• **What is needed**
Without altering anything, output the material below.

Dataset records:
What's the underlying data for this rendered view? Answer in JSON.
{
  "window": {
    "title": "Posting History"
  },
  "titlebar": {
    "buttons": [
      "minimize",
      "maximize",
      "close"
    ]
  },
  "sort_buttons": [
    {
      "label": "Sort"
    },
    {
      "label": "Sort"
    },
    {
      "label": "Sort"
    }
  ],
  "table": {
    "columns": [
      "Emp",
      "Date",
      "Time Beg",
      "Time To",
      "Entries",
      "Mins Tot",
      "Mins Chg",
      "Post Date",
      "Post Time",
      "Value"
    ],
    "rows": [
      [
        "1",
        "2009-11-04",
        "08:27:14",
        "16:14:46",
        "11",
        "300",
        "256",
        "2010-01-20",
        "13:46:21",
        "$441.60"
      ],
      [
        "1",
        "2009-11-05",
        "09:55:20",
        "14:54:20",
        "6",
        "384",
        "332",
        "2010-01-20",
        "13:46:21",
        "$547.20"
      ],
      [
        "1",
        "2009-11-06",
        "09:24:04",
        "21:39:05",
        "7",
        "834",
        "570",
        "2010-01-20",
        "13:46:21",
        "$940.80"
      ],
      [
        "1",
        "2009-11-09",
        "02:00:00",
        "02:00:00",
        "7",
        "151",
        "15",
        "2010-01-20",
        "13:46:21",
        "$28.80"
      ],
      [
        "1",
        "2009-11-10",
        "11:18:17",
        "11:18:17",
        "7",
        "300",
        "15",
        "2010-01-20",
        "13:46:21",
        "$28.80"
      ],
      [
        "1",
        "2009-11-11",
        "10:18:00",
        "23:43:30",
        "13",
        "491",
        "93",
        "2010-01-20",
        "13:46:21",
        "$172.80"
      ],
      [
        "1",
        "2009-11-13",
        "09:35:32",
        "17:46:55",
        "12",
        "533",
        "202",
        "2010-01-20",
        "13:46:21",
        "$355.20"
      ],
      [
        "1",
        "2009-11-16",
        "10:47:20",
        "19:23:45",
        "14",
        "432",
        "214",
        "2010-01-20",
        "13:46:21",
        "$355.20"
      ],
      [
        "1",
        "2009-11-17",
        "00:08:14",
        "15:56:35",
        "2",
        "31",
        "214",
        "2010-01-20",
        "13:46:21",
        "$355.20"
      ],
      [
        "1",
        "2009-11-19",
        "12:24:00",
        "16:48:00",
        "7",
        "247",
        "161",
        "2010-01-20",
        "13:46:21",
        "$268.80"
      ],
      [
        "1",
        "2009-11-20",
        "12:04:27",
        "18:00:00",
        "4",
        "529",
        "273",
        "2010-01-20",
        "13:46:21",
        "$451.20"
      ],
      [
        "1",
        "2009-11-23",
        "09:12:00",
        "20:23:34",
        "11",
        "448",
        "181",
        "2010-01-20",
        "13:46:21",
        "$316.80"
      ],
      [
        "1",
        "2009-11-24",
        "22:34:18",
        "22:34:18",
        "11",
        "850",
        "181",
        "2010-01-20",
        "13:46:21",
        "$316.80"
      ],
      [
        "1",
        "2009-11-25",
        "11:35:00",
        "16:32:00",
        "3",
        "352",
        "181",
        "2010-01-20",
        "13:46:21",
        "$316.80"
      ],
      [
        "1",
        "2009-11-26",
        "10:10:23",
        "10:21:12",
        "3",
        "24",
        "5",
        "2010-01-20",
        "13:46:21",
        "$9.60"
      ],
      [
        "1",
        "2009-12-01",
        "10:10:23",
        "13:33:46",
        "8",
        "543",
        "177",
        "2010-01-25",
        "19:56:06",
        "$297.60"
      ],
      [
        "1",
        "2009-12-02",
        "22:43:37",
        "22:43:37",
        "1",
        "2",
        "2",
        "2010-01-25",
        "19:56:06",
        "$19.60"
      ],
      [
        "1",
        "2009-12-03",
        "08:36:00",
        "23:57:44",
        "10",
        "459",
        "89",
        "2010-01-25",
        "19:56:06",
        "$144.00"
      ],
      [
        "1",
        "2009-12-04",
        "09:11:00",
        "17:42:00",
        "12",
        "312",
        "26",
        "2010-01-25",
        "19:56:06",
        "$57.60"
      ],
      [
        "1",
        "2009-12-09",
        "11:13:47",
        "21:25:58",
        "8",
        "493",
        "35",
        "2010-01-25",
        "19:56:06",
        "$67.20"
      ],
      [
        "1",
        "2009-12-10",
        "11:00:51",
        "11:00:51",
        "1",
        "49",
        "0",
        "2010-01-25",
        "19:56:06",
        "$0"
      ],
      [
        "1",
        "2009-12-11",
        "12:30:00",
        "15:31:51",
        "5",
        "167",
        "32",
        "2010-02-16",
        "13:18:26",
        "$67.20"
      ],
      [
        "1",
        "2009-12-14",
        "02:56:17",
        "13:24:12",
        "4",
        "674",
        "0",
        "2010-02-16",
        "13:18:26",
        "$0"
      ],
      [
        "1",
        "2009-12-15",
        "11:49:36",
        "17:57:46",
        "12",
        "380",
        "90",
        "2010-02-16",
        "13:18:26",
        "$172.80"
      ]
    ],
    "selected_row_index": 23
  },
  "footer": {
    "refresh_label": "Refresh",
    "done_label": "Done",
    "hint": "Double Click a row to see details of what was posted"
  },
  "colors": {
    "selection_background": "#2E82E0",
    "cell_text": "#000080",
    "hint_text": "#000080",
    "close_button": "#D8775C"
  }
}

• **Task output**
What's the underlying data for this rendered view? Answer in JSON.
{
  "window": {
    "title": "Posting History"
  },
  "titlebar": {
    "buttons": [
      "minimize",
      "maximize",
      "close"
    ]
  },
  "sort_buttons": [
    {
      "label": "Sort"
    },
    {
      "label": "Sort"
    },
    {
      "label": "Sort"
    }
  ],
  "table": {
    "columns": [
      "Emp",
      "Date",
      "Time Beg",
      "Time To",
      "Entries",
      "Mins Tot",
      "Mins Chg",
      "Post Date",
      "Post Time",
      "Value"
    ],
    "rows": [
      [
        "1",
        "2009-11-04",
        "08:27:14",
        "16:14:46",
        "11",
        "300",
        "256",
        "2010-01-20",
        "13:46:21",
        "$441.60"
      ],
      [
        "1",
        "2009-11-05",
        "09:55:20",
        "14:54:20",
        "6",
        "384",
        "332",
        "2010-01-20",
        "13:46:21",
        "$547.20"
      ],
      [
        "1",
        "2009-11-06",
        "09:24:04",
        "21:39:05",
        "7",
        "834",
        "570",
        "2010-01-20",
        "13:46:21",
        "$940.80"
      ],
      [
        "1",
        "2009-11-09",
        "02:00:00",
        "02:00:00",
        "7",
        "151",
        "15",
        "2010-01-20",
        "13:46:21",
        "$28.80"
      ],
      [
        "1",
        "2009-11-10",
        "11:18:17",
        "11:18:17",
        "7",
        "300",
        "15",
        "2010-01-20",
        "13:46:21",
        "$28.80"
      ],
      [
        "1",
        "2009-11-11",
        "10:18:00",
        "23:43:30",
        "13",
        "491",
        "93",
        "2010-01-20",
        "13:46:21",
        "$172.80"
      ],
      [
        "1",
        "2009-11-13",
        "09:35:32",
        "17:46:55",
        "12",
        "533",
        "202",
        "2010-01-20",
        "13:46:21",
        "$355.20"
      ],
      [
        "1",
        "2009-11-16",
        "10:47:20",
        "19:23:45",
        "14",
        "432",
        "214",
        "2010-01-20",
        "13:46:21",
        "$355.20"
      ],
      [
        "1",
        "2009-11-17",
        "00:08:14",
        "15:56:35",
        "2",
        "31",
        "214",
        "2010-01-20",
        "13:46:21",
        "$355.20"
      ],
      [
        "1",
        "2009-11-19",
        "12:24:00",
        "16:48:00",
        "7",
        "247",
        "161",
        "2010-01-20",
        "13:46:21",
        "$268.80"
      ],
      [
        "1",
        "2009-11-20",
        "12:04:27",
        "18:00:00",
        "4",
        "529",
        "273",
        "2010-01-20",
        "13:46:21",
        "$451.20"
      ],
      [
        "1",
        "2009-11-23",
        "09:12:00",
        "20:23:34",
        "11",
        "448",
        "181",
        "2010-01-20",
        "13:46:21",
        "$316.80"
      ],
      [
        "1",
        "2009-11-24",
        "22:34:18",
        "22:34:18",
        "11",
        "850",
        "181",
        "2010-01-20",
        "13:46:21",
        "$316.80"
      ],
      [
        "1",
        "2009-11-25",
        "11:35:00",
        "16:32:00",
        "3",
        "352",
        "181",
        "2010-01-20",
        "13:46:21",
        "$316.80"
      ],
      [
        "1",
        "2009-11-26",
        "10:10:23",
        "10:21:12",
        "3",
        "24",
        "5",
        "2010-01-20",
        "13:46:21",
        "$9.60"
      ],
      [
        "1",
        "2009-12-01",
        "10:10:23",
        "13:33:46",
        "8",
        "543",
        "177",
        "2010-01-25",
        "19:56:06",
        "$297.60"
      ],
      [
        "1",
        "2009-12-02",
        "22:43:37",
        "22:43:37",
        "1",
        "2",
        "2",
        "2010-01-25",
        "19:56:06",
        "$19.60"
      ],
      [
        "1",
        "2009-12-03",
        "08:36:00",
        "23:57:44",
        "10",
        "459",
        "89",
        "2010-01-25",
        "19:56:06",
        "$144.00"
      ],
      [
        "1",
        "2009-12-04",
        "09:11:00",
        "17:42:00",
        "12",
        "312",
        "26",
        "2010-01-25",
        "19:56:06",
        "$57.60"
      ],
      [
        "1",
        "2009-12-09",
        "11:13:47",
        "21:25:58",
        "8",
        "493",
        "35",
        "2010-01-25",
        "19:56:06",
        "$67.20"
      ],
      [
        "1",
        "2009-12-10",
        "11:00:51",
        "11:00:51",
        "1",
        "49",
        "0",
        "2010-01-25",
        "19:56:06",
        "$0"
      ],
      [
        "1",
        "2009-12-11",
        "12:30:00",
        "15:31:51",
        "5",
        "167",
        "32",
        "2010-02-16",
        "13:18:26",
        "$67.20"
      ],
      [
        "1",
        "2009-12-14",
        "02:56:17",
        "13:24:12",
        "4",
        "674",
        "0",
        "2010-02-16",
        "13:18:26",
        "$0"
      ],
      [
        "1",
        "2009-12-15",
        "11:49:36",
        "17:57:46",
        "12",
        "380",
        "90",
        "2010-02-16",
        "13:18:26",
        "$172.80"
      ]
    ],
    "selected_row_index": 23
  },
  "footer": {
    "refresh_label": "Refresh",
    "done_label": "Done",
    "hint": "Double Click a row to see details of what was posted"
  },
  "colors": {
    "selection_background": "#2E82E0",
    "cell_text": "#000080",
    "hint_text": "#000080",
    "close_button": "#D8775C"
  }
}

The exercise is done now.